Exercise instructions =
Wherever a line below holds the word "title", copy that line.

Provided entries =

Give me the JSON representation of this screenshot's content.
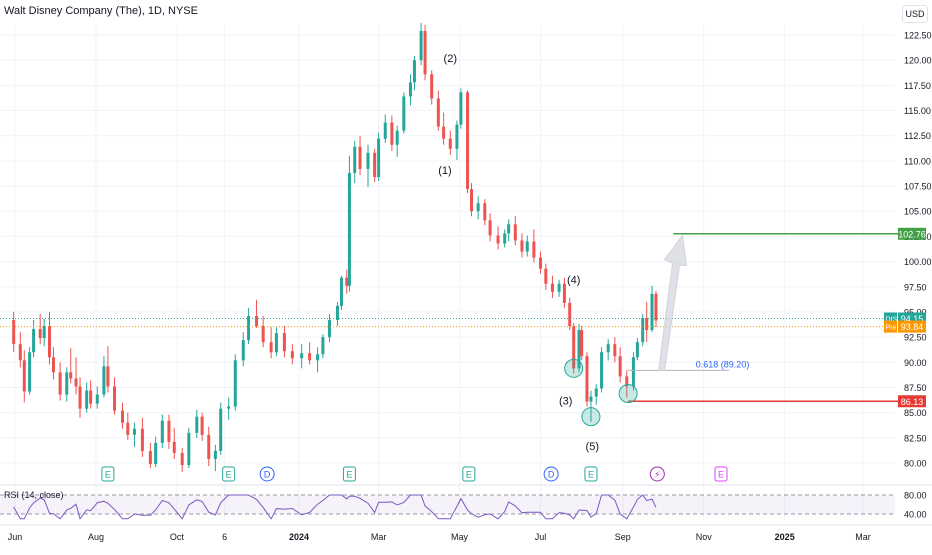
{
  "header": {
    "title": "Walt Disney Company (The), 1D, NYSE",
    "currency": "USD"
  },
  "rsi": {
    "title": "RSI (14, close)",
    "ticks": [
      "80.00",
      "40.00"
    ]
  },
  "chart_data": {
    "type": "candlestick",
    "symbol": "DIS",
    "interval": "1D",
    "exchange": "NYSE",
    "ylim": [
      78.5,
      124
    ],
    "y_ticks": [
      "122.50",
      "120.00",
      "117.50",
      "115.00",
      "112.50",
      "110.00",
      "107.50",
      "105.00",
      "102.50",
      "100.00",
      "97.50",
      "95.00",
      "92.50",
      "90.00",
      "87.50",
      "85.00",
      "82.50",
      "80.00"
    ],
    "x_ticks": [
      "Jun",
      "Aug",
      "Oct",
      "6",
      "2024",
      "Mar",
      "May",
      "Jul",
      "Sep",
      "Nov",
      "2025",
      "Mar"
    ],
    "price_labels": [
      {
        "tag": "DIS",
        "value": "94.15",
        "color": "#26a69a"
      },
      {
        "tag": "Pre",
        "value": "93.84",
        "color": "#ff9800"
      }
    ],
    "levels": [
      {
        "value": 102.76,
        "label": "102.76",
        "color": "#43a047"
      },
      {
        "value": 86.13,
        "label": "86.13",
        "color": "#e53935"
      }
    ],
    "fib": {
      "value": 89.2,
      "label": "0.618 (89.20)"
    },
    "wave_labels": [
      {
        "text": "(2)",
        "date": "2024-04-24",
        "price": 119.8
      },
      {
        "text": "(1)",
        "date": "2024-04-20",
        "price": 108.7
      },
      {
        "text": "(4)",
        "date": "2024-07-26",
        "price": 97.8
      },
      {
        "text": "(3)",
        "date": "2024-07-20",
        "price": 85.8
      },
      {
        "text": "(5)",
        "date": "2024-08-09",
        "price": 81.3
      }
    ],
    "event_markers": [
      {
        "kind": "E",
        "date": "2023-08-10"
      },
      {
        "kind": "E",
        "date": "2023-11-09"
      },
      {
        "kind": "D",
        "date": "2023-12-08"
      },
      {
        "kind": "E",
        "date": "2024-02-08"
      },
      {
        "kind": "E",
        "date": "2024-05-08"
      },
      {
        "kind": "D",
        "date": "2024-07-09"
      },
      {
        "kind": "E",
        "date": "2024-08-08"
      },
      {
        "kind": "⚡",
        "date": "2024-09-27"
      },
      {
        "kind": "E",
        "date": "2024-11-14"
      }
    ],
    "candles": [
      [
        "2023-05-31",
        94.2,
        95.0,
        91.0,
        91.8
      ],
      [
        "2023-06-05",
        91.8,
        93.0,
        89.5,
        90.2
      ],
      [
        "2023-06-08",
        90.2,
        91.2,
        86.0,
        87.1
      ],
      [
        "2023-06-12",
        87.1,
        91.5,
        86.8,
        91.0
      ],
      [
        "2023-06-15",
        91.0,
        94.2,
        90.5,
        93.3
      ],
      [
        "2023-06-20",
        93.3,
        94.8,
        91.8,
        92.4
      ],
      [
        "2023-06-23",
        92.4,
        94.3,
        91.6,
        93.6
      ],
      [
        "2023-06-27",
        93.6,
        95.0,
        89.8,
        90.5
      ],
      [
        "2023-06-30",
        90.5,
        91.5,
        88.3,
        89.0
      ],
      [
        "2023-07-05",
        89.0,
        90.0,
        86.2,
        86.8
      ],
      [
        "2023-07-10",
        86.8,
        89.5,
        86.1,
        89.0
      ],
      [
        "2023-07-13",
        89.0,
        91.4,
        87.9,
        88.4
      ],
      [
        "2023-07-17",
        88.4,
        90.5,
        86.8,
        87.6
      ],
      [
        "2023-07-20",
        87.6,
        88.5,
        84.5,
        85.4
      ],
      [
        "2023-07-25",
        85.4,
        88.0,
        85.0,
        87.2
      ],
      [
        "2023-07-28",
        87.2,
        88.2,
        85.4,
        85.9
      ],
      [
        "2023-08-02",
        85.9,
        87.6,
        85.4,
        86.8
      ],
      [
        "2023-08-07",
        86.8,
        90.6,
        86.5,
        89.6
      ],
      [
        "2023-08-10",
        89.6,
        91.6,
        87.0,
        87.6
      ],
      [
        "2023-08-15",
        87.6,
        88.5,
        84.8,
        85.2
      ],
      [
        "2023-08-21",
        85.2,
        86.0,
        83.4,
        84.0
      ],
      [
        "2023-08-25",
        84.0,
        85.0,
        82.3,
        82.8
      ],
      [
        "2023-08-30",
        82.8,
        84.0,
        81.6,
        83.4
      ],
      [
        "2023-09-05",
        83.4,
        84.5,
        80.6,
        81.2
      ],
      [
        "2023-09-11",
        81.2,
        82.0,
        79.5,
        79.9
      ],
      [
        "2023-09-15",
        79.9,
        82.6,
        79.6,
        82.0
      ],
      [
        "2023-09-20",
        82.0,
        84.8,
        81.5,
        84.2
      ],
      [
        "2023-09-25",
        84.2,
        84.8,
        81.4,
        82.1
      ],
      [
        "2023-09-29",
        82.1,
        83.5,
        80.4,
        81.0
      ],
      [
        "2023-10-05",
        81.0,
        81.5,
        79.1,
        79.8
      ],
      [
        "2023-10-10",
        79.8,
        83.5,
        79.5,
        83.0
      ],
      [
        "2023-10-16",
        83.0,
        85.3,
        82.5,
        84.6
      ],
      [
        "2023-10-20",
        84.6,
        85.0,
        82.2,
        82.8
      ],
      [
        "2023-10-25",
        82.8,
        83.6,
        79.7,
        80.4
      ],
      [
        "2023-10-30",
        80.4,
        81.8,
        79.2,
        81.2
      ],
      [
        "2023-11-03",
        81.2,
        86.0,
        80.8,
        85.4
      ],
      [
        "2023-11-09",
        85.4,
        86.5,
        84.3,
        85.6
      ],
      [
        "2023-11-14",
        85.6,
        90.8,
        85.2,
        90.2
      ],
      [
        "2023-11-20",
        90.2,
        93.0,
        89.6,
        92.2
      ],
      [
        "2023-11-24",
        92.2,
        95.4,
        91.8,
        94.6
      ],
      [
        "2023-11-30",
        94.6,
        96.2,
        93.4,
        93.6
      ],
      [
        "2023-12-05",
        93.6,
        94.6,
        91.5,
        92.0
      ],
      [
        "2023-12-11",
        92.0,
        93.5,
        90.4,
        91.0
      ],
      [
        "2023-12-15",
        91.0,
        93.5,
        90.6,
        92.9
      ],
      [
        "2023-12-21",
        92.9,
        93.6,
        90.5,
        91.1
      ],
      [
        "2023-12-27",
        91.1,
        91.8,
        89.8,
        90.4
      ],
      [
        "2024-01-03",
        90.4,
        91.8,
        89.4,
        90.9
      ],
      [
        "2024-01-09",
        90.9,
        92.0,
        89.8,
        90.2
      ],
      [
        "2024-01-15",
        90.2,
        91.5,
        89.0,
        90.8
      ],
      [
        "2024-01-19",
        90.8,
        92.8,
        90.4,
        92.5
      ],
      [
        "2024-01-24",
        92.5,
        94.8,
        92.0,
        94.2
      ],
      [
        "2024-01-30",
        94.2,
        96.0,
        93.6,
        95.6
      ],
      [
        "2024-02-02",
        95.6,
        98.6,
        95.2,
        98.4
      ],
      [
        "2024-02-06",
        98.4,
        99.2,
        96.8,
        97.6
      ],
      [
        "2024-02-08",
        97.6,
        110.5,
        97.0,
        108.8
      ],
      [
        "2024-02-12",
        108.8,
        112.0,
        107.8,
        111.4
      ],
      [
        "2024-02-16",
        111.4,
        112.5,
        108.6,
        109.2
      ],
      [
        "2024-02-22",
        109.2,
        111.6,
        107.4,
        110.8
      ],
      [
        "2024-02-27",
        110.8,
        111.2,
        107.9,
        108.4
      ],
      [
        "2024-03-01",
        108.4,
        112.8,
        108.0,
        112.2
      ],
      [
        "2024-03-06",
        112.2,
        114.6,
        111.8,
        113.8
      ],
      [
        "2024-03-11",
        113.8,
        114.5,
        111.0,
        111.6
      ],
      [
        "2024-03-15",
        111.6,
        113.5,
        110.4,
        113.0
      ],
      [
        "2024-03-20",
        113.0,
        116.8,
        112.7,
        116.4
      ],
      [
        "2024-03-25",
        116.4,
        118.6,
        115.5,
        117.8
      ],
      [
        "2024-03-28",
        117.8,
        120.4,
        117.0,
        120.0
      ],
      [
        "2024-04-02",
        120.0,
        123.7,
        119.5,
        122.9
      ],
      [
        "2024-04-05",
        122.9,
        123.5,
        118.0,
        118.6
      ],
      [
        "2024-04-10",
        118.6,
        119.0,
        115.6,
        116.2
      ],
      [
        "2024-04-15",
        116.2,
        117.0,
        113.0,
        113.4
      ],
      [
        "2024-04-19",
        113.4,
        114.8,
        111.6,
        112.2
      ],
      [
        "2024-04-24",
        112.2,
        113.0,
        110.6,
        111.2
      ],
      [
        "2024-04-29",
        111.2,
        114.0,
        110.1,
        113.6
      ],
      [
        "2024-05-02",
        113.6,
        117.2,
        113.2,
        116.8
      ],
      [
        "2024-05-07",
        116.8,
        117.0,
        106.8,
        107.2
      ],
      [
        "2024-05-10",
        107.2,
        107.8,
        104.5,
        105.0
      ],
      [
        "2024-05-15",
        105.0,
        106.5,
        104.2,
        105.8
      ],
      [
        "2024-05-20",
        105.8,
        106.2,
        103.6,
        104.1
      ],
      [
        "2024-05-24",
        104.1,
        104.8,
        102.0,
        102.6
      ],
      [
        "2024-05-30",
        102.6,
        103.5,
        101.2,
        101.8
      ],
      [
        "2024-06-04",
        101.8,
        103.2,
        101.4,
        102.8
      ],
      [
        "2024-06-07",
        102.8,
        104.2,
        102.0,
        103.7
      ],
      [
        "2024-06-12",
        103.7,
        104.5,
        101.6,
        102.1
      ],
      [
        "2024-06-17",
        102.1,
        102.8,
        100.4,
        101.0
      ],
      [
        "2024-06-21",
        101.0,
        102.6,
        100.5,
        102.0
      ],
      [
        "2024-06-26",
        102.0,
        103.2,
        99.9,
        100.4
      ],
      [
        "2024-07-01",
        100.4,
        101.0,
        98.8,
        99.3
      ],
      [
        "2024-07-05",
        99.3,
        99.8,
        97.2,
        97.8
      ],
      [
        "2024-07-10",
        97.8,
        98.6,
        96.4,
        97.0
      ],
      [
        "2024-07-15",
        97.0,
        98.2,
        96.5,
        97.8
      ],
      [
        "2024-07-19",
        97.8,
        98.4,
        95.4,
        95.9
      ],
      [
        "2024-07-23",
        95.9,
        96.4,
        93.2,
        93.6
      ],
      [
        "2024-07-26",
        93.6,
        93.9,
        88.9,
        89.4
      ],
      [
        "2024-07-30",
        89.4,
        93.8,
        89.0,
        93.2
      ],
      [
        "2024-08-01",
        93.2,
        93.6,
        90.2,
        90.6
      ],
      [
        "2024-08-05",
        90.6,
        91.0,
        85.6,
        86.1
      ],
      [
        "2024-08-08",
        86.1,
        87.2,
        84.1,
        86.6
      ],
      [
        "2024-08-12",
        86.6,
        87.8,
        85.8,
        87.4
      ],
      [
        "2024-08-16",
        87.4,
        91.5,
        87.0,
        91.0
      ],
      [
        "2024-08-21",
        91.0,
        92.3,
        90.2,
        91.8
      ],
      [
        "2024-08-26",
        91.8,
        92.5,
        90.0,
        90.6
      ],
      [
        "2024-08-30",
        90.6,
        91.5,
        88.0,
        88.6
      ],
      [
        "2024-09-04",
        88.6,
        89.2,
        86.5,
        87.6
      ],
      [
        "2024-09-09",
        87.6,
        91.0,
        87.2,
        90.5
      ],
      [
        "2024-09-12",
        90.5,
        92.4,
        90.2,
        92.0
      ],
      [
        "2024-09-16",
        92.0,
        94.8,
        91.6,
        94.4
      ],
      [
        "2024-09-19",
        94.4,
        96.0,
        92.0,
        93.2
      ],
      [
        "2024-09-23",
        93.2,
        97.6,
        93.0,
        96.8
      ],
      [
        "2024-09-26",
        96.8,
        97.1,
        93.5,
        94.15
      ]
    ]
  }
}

Answer for this exercise =
    "title": "Walt Disney Company (The), 1D, NYSE",
    "title": "RSI (14, close)",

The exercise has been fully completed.